→ **WHAT YOU SHOULD DO**: Tally the lines in the data that follows that include the word "Shift", and report nothing but the total.

## BEGIN

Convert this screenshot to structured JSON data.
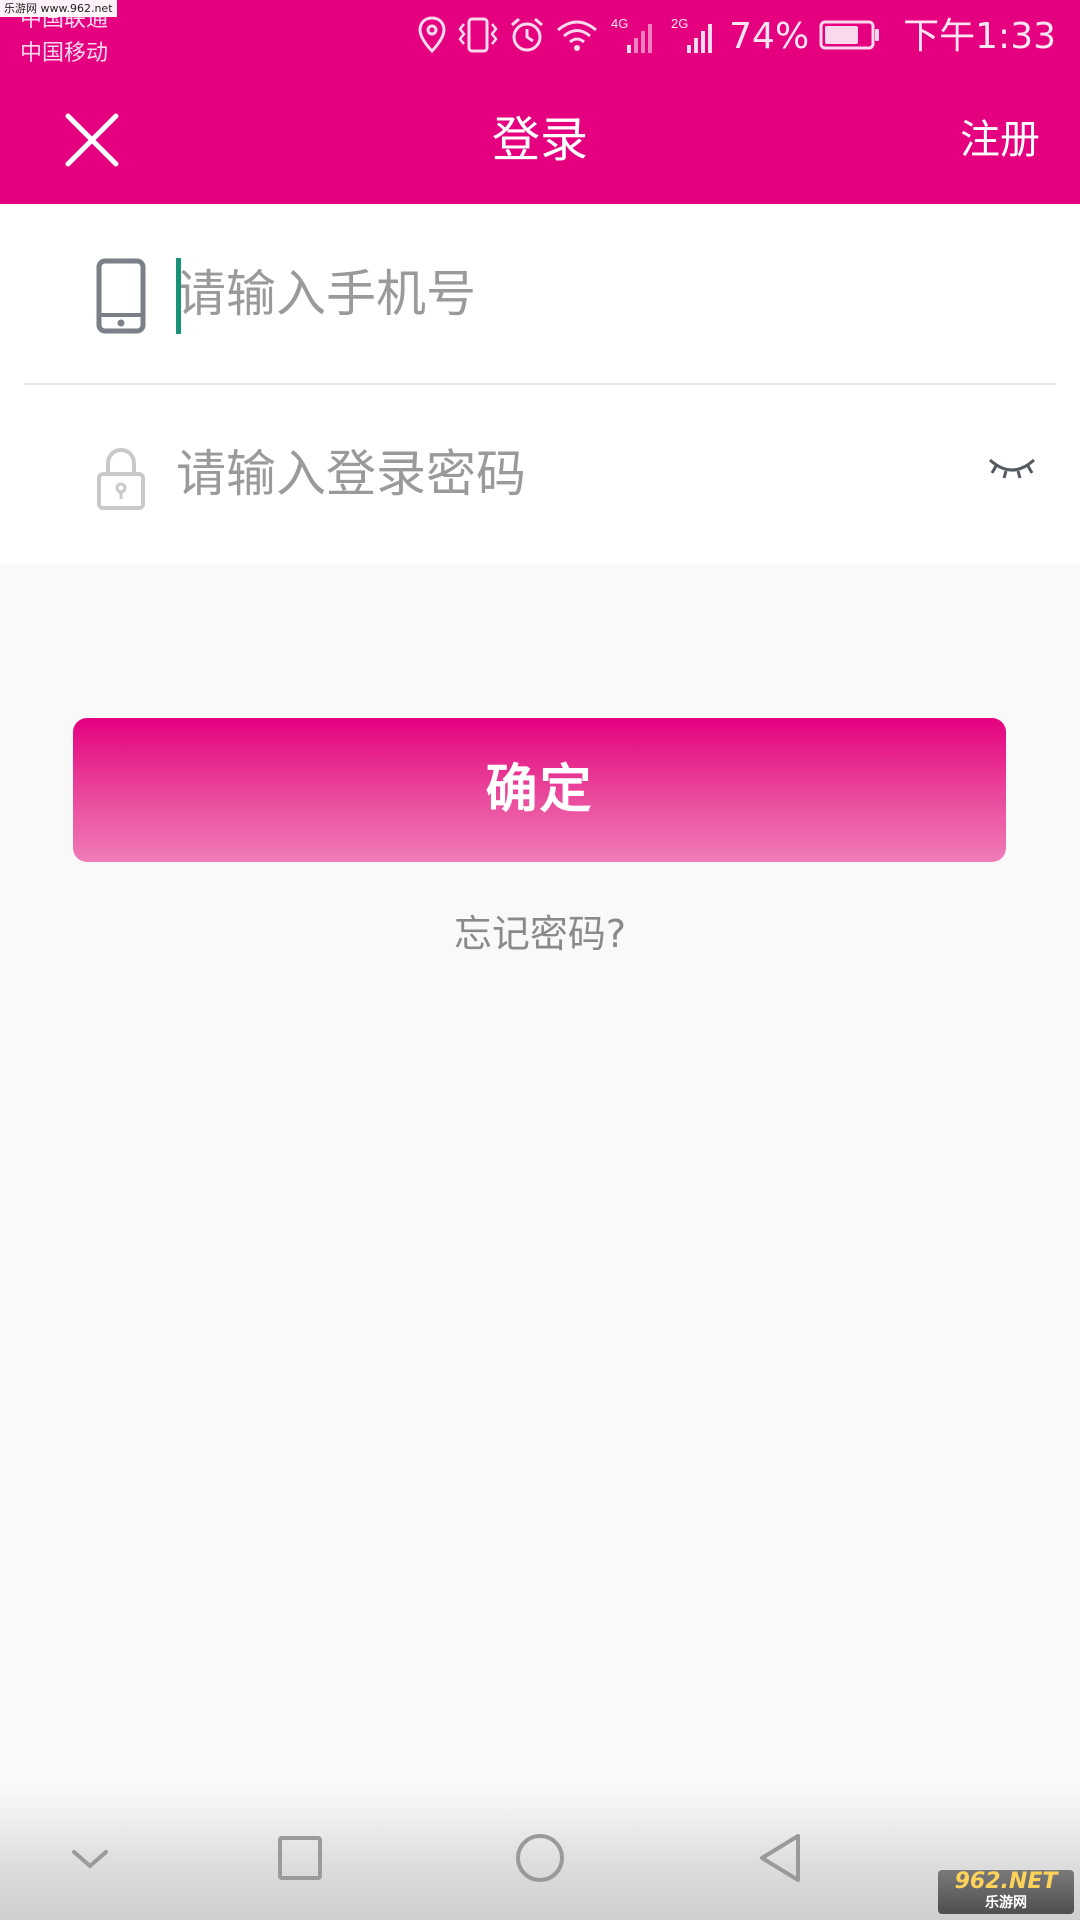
{
  "status_bar": {
    "watermark": "乐游网 www.962.net",
    "carrier_1": "中国联通",
    "carrier_2": "中国移动",
    "net_1": "4G",
    "net_2": "2G",
    "battery_percent": "74%",
    "battery_level": 0.74,
    "time": "下午1:33"
  },
  "header": {
    "title": "登录",
    "register_label": "注册",
    "background_color": "#e4007f"
  },
  "form": {
    "phone_placeholder": "请输入手机号",
    "phone_value": "",
    "password_placeholder": "请输入登录密码",
    "password_value": "",
    "cursor_color": "#1a9077"
  },
  "actions": {
    "confirm_label": "确定",
    "forgot_label": "忘记密码?"
  },
  "watermark_bottom": {
    "main": "962.NET",
    "sub": "乐游网"
  },
  "icons": {
    "close": "close-icon",
    "phone": "phone-icon",
    "lock": "lock-icon",
    "eye_closed": "eye-closed-icon",
    "location": "location-icon",
    "vibrate": "vibrate-icon",
    "alarm": "alarm-icon",
    "wifi": "wifi-icon",
    "signal": "signal-icon",
    "battery": "battery-icon",
    "nav_down": "chevron-down-icon",
    "nav_recent": "square-icon",
    "nav_home": "circle-icon",
    "nav_back": "triangle-back-icon"
  }
}
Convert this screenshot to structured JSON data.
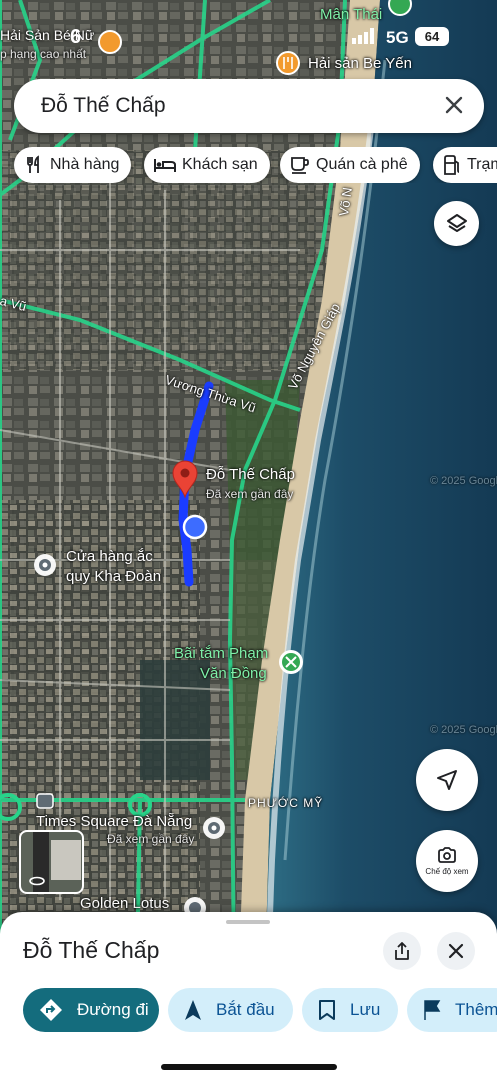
{
  "status_bar": {
    "time": "6",
    "network": "5G",
    "battery": "64"
  },
  "search": {
    "query": "Đỗ Thế Chấp"
  },
  "chips": [
    {
      "label": "Nhà hàng",
      "icon": "fork-knife-icon"
    },
    {
      "label": "Khách sạn",
      "icon": "bed-icon"
    },
    {
      "label": "Quán cà phê",
      "icon": "coffee-cup-icon"
    },
    {
      "label": "Trạm",
      "icon": "fuel-pump-icon"
    }
  ],
  "map": {
    "places": {
      "top_left": "Hải Sản Bé Nữ",
      "top_left_sub": "p hạng cao nhất",
      "man_thai": "Mân Thái",
      "hai_san_be_yen": "Hải sản Be Yến",
      "destination": "Đỗ Thế Chấp",
      "destination_sub": "Đã xem gần đây",
      "shop_line1": "Cửa hàng ắc",
      "shop_line2": "quy Kha Đoàn",
      "beach_line1": "Bãi tắm Phạm",
      "beach_line2": "Văn Đồng",
      "times_square": "Times Square Đà Nẵng",
      "times_square_sub": "Đã xem gần đây",
      "golden_lotus": "Golden Lotus",
      "phuoc_my": "PHƯỚC MỸ"
    },
    "roads": {
      "vuong_thua_vu": "Vương Thừa Vũ",
      "vo_nguyen_giap": "Võ Nguyên Giáp",
      "left_road": "a Vũ",
      "top_road": "Võ N"
    },
    "watermark_1": "© 2025 Google",
    "watermark_2": "© 2025 Google",
    "streetview_label": "Chế độ xem",
    "colors": {
      "route": "#1a3cff",
      "pin": "#ea4335",
      "green_label": "#7ff0a8"
    }
  },
  "sheet": {
    "title": "Đỗ Thế Chấp",
    "actions": [
      {
        "label": "Đường đi",
        "icon": "directions-icon"
      },
      {
        "label": "Bắt đầu",
        "icon": "navigation-arrow-icon"
      },
      {
        "label": "Lưu",
        "icon": "bookmark-icon"
      },
      {
        "label": "Thêm",
        "icon": "flag-icon"
      }
    ]
  }
}
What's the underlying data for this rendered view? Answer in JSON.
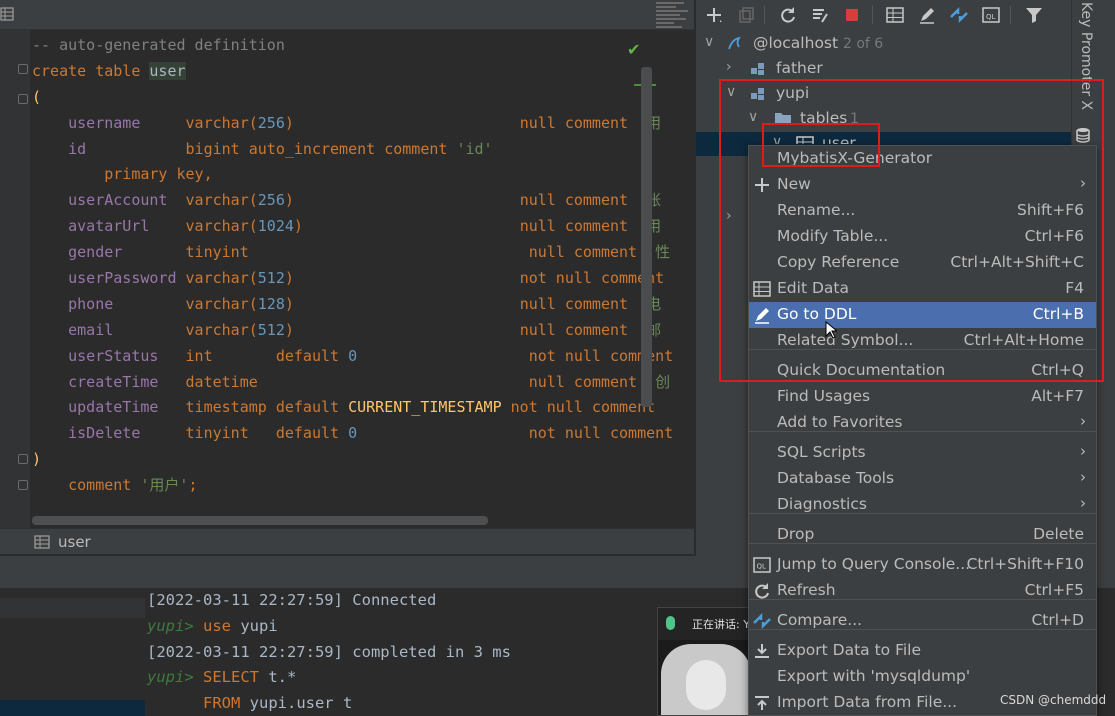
{
  "editor": {
    "lines": [
      [
        {
          "t": "-- auto-generated definition",
          "c": "cm"
        }
      ],
      [
        {
          "t": "create table ",
          "c": "kw"
        },
        {
          "t": "user",
          "c": "tbl"
        }
      ],
      [
        {
          "t": "(",
          "c": "hl"
        }
      ],
      [
        {
          "t": "    username     ",
          "c": "id"
        },
        {
          "t": "varchar(",
          "c": "fn"
        },
        {
          "t": "256",
          "c": "nu"
        },
        {
          "t": ")                         ",
          "c": "fn"
        },
        {
          "t": "null comment ",
          "c": "kw"
        },
        {
          "t": "'用",
          "c": "st"
        }
      ],
      [
        {
          "t": "    id           ",
          "c": "id"
        },
        {
          "t": "bigint auto_increment comment ",
          "c": "kw"
        },
        {
          "t": "'id'",
          "c": "st"
        }
      ],
      [
        {
          "t": "        primary key",
          "c": "kw"
        },
        {
          "t": ",",
          "c": "pu"
        }
      ],
      [
        {
          "t": "    userAccount  ",
          "c": "id"
        },
        {
          "t": "varchar(",
          "c": "fn"
        },
        {
          "t": "256",
          "c": "nu"
        },
        {
          "t": ")                         ",
          "c": "fn"
        },
        {
          "t": "null comment ",
          "c": "kw"
        },
        {
          "t": "'账",
          "c": "st"
        }
      ],
      [
        {
          "t": "    avatarUrl    ",
          "c": "id"
        },
        {
          "t": "varchar(",
          "c": "fn"
        },
        {
          "t": "1024",
          "c": "nu"
        },
        {
          "t": ")                        ",
          "c": "fn"
        },
        {
          "t": "null comment ",
          "c": "kw"
        },
        {
          "t": "'用",
          "c": "st"
        }
      ],
      [
        {
          "t": "    gender       ",
          "c": "id"
        },
        {
          "t": "tinyint                               ",
          "c": "fn"
        },
        {
          "t": "null comment ",
          "c": "kw"
        },
        {
          "t": "'性",
          "c": "st"
        }
      ],
      [
        {
          "t": "    userPassword ",
          "c": "id"
        },
        {
          "t": "varchar(",
          "c": "fn"
        },
        {
          "t": "512",
          "c": "nu"
        },
        {
          "t": ")                         ",
          "c": "fn"
        },
        {
          "t": "not null comment",
          "c": "kw"
        }
      ],
      [
        {
          "t": "    phone        ",
          "c": "id"
        },
        {
          "t": "varchar(",
          "c": "fn"
        },
        {
          "t": "128",
          "c": "nu"
        },
        {
          "t": ")                         ",
          "c": "fn"
        },
        {
          "t": "null comment ",
          "c": "kw"
        },
        {
          "t": "'电",
          "c": "st"
        }
      ],
      [
        {
          "t": "    email        ",
          "c": "id"
        },
        {
          "t": "varchar(",
          "c": "fn"
        },
        {
          "t": "512",
          "c": "nu"
        },
        {
          "t": ")                         ",
          "c": "fn"
        },
        {
          "t": "null comment ",
          "c": "kw"
        },
        {
          "t": "'邮",
          "c": "st"
        }
      ],
      [
        {
          "t": "    userStatus   ",
          "c": "id"
        },
        {
          "t": "int       default ",
          "c": "kw"
        },
        {
          "t": "0",
          "c": "nu"
        },
        {
          "t": "                   ",
          "c": "tx"
        },
        {
          "t": "not null comment",
          "c": "kw"
        }
      ],
      [
        {
          "t": "    createTime   ",
          "c": "id"
        },
        {
          "t": "datetime                              ",
          "c": "kw"
        },
        {
          "t": "null comment ",
          "c": "kw"
        },
        {
          "t": "'创",
          "c": "st"
        }
      ],
      [
        {
          "t": "    updateTime   ",
          "c": "id"
        },
        {
          "t": "timestamp default ",
          "c": "kw"
        },
        {
          "t": "CURRENT_TIMESTAMP",
          "c": "hl"
        },
        {
          "t": " ",
          "c": "tx"
        },
        {
          "t": "not null comment",
          "c": "kw"
        }
      ],
      [
        {
          "t": "    isDelete     ",
          "c": "id"
        },
        {
          "t": "tinyint   default ",
          "c": "kw"
        },
        {
          "t": "0",
          "c": "nu"
        },
        {
          "t": "                   ",
          "c": "tx"
        },
        {
          "t": "not null comment",
          "c": "kw"
        }
      ],
      [
        {
          "t": ")",
          "c": "hl"
        }
      ],
      [
        {
          "t": "    comment ",
          "c": "kw"
        },
        {
          "t": "'用户'",
          "c": "st"
        },
        {
          "t": ";",
          "c": "pu"
        }
      ]
    ]
  },
  "editor_tab": {
    "label": "user"
  },
  "db_tree": {
    "root": {
      "label": "@localhost",
      "count": "2 of 6"
    },
    "father": "father",
    "yupi": "yupi",
    "tables": {
      "label": "tables",
      "count": "1"
    },
    "user_row": "user"
  },
  "side_strip": {
    "label": "Key Promoter X"
  },
  "context_menu": {
    "items": [
      {
        "label": "MybatisX-Generator",
        "shortcut": "",
        "icon": "none",
        "submenu": false
      },
      {
        "label": "New",
        "shortcut": "",
        "icon": "plus-icon",
        "submenu": true
      },
      {
        "label": "Rename...",
        "shortcut": "Shift+F6",
        "icon": "none",
        "submenu": false
      },
      {
        "label": "Modify Table...",
        "shortcut": "Ctrl+F6",
        "icon": "none",
        "submenu": false
      },
      {
        "label": "Copy Reference",
        "shortcut": "Ctrl+Alt+Shift+C",
        "icon": "none",
        "submenu": false
      },
      {
        "label": "Edit Data",
        "shortcut": "F4",
        "icon": "table-grid-icon",
        "submenu": false
      },
      {
        "label": "Go to DDL",
        "shortcut": "Ctrl+B",
        "icon": "pencil-icon",
        "submenu": false,
        "active": true
      },
      {
        "label": "Related Symbol...",
        "shortcut": "Ctrl+Alt+Home",
        "icon": "none",
        "submenu": false
      },
      {
        "label": "Quick Documentation",
        "shortcut": "Ctrl+Q",
        "icon": "none",
        "submenu": false
      },
      {
        "label": "Find Usages",
        "shortcut": "Alt+F7",
        "icon": "none",
        "submenu": false
      },
      {
        "label": "Add to Favorites",
        "shortcut": "",
        "icon": "none",
        "submenu": true
      },
      {
        "label": "SQL Scripts",
        "shortcut": "",
        "icon": "none",
        "submenu": true
      },
      {
        "label": "Database Tools",
        "shortcut": "",
        "icon": "none",
        "submenu": true
      },
      {
        "label": "Diagnostics",
        "shortcut": "",
        "icon": "none",
        "submenu": true
      },
      {
        "label": "Drop",
        "shortcut": "Delete",
        "icon": "none",
        "submenu": false
      },
      {
        "label": "Jump to Query Console...",
        "shortcut": "Ctrl+Shift+F10",
        "icon": "ql-icon",
        "submenu": false
      },
      {
        "label": "Refresh",
        "shortcut": "Ctrl+F5",
        "icon": "refresh-icon",
        "submenu": false
      },
      {
        "label": "Compare...",
        "shortcut": "Ctrl+D",
        "icon": "compare-icon",
        "submenu": false
      },
      {
        "label": "Export Data to File",
        "shortcut": "",
        "icon": "export-icon",
        "submenu": false
      },
      {
        "label": "Export with 'mysqldump'",
        "shortcut": "",
        "icon": "none",
        "submenu": false
      },
      {
        "label": "Import Data from File...",
        "shortcut": "",
        "icon": "import-icon",
        "submenu": false
      }
    ]
  },
  "console": {
    "lines": [
      [
        {
          "t": "[2022-03-11 22:27:59] Connected",
          "c": "tx"
        }
      ],
      [
        {
          "t": "yupi> ",
          "c": "prompt"
        },
        {
          "t": "use ",
          "c": "ck"
        },
        {
          "t": "yupi",
          "c": "tx"
        }
      ],
      [
        {
          "t": "[2022-03-11 22:27:59] completed in 3 ms",
          "c": "tx"
        }
      ],
      [
        {
          "t": "yupi> ",
          "c": "prompt"
        },
        {
          "t": "SELECT ",
          "c": "ck"
        },
        {
          "t": "t.*",
          "c": "tx"
        }
      ],
      [
        {
          "t": "      FROM ",
          "c": "ck"
        },
        {
          "t": "yupi.user t",
          "c": "tx"
        }
      ]
    ]
  },
  "video_overlay": {
    "speaking_label": "正在讲话: Y"
  },
  "watermark": "CSDN @chemddd",
  "colors": {
    "menu_highlight": "#4b6eaf",
    "annotation_red": "#e01b1b",
    "editor_bg": "#2b2b2b",
    "panel_bg": "#3c3f41"
  }
}
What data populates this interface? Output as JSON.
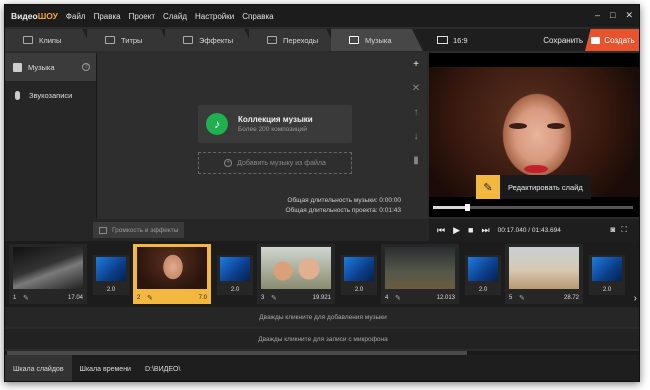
{
  "app": {
    "logo_prefix": "Видео",
    "logo_suffix": "ШОУ"
  },
  "menu": [
    "Файл",
    "Правка",
    "Проект",
    "Слайд",
    "Настройки",
    "Справка"
  ],
  "tabs": [
    {
      "label": "Клипы",
      "icon": "clips-icon"
    },
    {
      "label": "Титры",
      "icon": "titles-icon"
    },
    {
      "label": "Эффекты",
      "icon": "effects-icon"
    },
    {
      "label": "Переходы",
      "icon": "transitions-icon"
    },
    {
      "label": "Музыка",
      "icon": "music-icon",
      "active": true
    }
  ],
  "topright": {
    "ratio": "16:9",
    "save": "Сохранить",
    "create": "Создать"
  },
  "sidebar": {
    "items": [
      {
        "label": "Музыка"
      },
      {
        "label": "Звукозаписи"
      }
    ]
  },
  "music": {
    "collection_title": "Коллекция музыки",
    "collection_sub": "Более 200 композиций",
    "add_label": "Добавить музыку из файла",
    "music_duration": "Общая длительность музыки: 0:00:00",
    "project_duration": "Общая длительность проекта: 0:01:43"
  },
  "preview": {
    "edit_label": "Редактировать слайд",
    "time": "00:17.040 / 01:43.694",
    "progress": 0.17
  },
  "subbar": {
    "volume_label": "Громкость и эффекты"
  },
  "slides": [
    {
      "num": "1",
      "dur": "17.04"
    },
    {
      "num": "2",
      "dur": "7.0"
    },
    {
      "num": "3",
      "dur": "19.921"
    },
    {
      "num": "4",
      "dur": "12.013"
    },
    {
      "num": "5",
      "dur": "28.72"
    }
  ],
  "transitions": [
    "2.0",
    "2.0",
    "2.0",
    "2.0",
    "2.0"
  ],
  "tracks": {
    "music": "Дважды кликните для добавления музыки",
    "mic": "Дважды кликните для записи с микрофона"
  },
  "bottom": {
    "tab1": "Шкала слайдов",
    "tab2": "Шкала времени",
    "path": "D:\\ВИДЕО\\"
  },
  "colors": {
    "accent": "#f2b840",
    "create": "#e6532d",
    "spotify": "#20b050"
  }
}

## END

→ **SOLVED PROBLEM**: 3